» Aim of the exercise
Print each of the entries exactly, leaving nothing out.

» Exercise material
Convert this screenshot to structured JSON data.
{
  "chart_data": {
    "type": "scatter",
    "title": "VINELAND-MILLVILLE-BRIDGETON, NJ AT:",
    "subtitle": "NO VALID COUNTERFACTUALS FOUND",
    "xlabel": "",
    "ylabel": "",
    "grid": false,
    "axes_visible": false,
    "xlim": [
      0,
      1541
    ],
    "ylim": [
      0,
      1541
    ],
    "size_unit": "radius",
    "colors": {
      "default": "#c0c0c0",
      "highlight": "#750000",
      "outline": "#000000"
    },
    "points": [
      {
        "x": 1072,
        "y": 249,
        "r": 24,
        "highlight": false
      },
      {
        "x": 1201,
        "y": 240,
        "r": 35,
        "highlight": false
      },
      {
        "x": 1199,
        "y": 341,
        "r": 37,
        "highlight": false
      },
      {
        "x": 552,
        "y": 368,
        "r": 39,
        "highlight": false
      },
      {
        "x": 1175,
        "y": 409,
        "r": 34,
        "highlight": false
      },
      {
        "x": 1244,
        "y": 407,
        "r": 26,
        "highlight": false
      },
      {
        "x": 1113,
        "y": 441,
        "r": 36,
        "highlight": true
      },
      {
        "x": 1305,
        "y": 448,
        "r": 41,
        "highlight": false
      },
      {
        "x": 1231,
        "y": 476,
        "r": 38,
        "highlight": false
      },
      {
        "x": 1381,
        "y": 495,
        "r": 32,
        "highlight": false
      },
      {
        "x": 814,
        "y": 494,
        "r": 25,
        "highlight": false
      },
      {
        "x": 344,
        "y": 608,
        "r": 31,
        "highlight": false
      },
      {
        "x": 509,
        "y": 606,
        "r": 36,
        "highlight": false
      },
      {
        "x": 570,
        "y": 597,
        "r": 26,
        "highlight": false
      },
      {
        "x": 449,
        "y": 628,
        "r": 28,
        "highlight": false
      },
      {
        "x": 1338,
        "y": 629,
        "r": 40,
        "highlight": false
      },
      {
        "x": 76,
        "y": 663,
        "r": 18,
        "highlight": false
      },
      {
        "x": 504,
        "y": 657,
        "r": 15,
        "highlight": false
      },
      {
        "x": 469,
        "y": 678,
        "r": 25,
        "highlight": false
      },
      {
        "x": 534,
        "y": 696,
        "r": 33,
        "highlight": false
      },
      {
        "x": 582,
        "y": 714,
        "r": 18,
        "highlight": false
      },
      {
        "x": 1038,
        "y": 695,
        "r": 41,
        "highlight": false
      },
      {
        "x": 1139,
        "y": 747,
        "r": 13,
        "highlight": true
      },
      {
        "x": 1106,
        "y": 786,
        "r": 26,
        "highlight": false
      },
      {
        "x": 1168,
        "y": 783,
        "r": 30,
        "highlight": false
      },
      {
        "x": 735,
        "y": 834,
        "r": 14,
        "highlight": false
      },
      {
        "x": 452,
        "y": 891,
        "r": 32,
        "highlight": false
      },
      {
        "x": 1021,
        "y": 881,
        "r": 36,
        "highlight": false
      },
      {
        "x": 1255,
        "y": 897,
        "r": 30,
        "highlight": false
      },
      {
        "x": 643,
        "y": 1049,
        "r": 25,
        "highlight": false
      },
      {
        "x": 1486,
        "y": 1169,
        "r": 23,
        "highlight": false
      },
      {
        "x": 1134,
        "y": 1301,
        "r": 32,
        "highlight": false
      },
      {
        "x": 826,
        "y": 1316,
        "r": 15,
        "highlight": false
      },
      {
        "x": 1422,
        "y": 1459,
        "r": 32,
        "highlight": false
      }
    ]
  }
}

» Finished answer
Convert this screenshot to structured JSON data.
{
  "chart_data": {
    "type": "scatter",
    "title": "VINELAND-MILLVILLE-BRIDGETON, NJ AT:",
    "subtitle": "NO VALID COUNTERFACTUALS FOUND",
    "xlabel": "",
    "ylabel": "",
    "grid": false,
    "axes_visible": false,
    "xlim": [
      0,
      1541
    ],
    "ylim": [
      0,
      1541
    ],
    "size_unit": "radius",
    "colors": {
      "default": "#c0c0c0",
      "highlight": "#750000",
      "outline": "#000000"
    },
    "points": [
      {
        "x": 1072,
        "y": 249,
        "r": 24,
        "highlight": false
      },
      {
        "x": 1201,
        "y": 240,
        "r": 35,
        "highlight": false
      },
      {
        "x": 1199,
        "y": 341,
        "r": 37,
        "highlight": false
      },
      {
        "x": 552,
        "y": 368,
        "r": 39,
        "highlight": false
      },
      {
        "x": 1175,
        "y": 409,
        "r": 34,
        "highlight": false
      },
      {
        "x": 1244,
        "y": 407,
        "r": 26,
        "highlight": false
      },
      {
        "x": 1113,
        "y": 441,
        "r": 36,
        "highlight": true
      },
      {
        "x": 1305,
        "y": 448,
        "r": 41,
        "highlight": false
      },
      {
        "x": 1231,
        "y": 476,
        "r": 38,
        "highlight": false
      },
      {
        "x": 1381,
        "y": 495,
        "r": 32,
        "highlight": false
      },
      {
        "x": 814,
        "y": 494,
        "r": 25,
        "highlight": false
      },
      {
        "x": 344,
        "y": 608,
        "r": 31,
        "highlight": false
      },
      {
        "x": 509,
        "y": 606,
        "r": 36,
        "highlight": false
      },
      {
        "x": 570,
        "y": 597,
        "r": 26,
        "highlight": false
      },
      {
        "x": 449,
        "y": 628,
        "r": 28,
        "highlight": false
      },
      {
        "x": 1338,
        "y": 629,
        "r": 40,
        "highlight": false
      },
      {
        "x": 76,
        "y": 663,
        "r": 18,
        "highlight": false
      },
      {
        "x": 504,
        "y": 657,
        "r": 15,
        "highlight": false
      },
      {
        "x": 469,
        "y": 678,
        "r": 25,
        "highlight": false
      },
      {
        "x": 534,
        "y": 696,
        "r": 33,
        "highlight": false
      },
      {
        "x": 582,
        "y": 714,
        "r": 18,
        "highlight": false
      },
      {
        "x": 1038,
        "y": 695,
        "r": 41,
        "highlight": false
      },
      {
        "x": 1139,
        "y": 747,
        "r": 13,
        "highlight": true
      },
      {
        "x": 1106,
        "y": 786,
        "r": 26,
        "highlight": false
      },
      {
        "x": 1168,
        "y": 783,
        "r": 30,
        "highlight": false
      },
      {
        "x": 735,
        "y": 834,
        "r": 14,
        "highlight": false
      },
      {
        "x": 452,
        "y": 891,
        "r": 32,
        "highlight": false
      },
      {
        "x": 1021,
        "y": 881,
        "r": 36,
        "highlight": false
      },
      {
        "x": 1255,
        "y": 897,
        "r": 30,
        "highlight": false
      },
      {
        "x": 643,
        "y": 1049,
        "r": 25,
        "highlight": false
      },
      {
        "x": 1486,
        "y": 1169,
        "r": 23,
        "highlight": false
      },
      {
        "x": 1134,
        "y": 1301,
        "r": 32,
        "highlight": false
      },
      {
        "x": 826,
        "y": 1316,
        "r": 15,
        "highlight": false
      },
      {
        "x": 1422,
        "y": 1459,
        "r": 32,
        "highlight": false
      }
    ]
  }
}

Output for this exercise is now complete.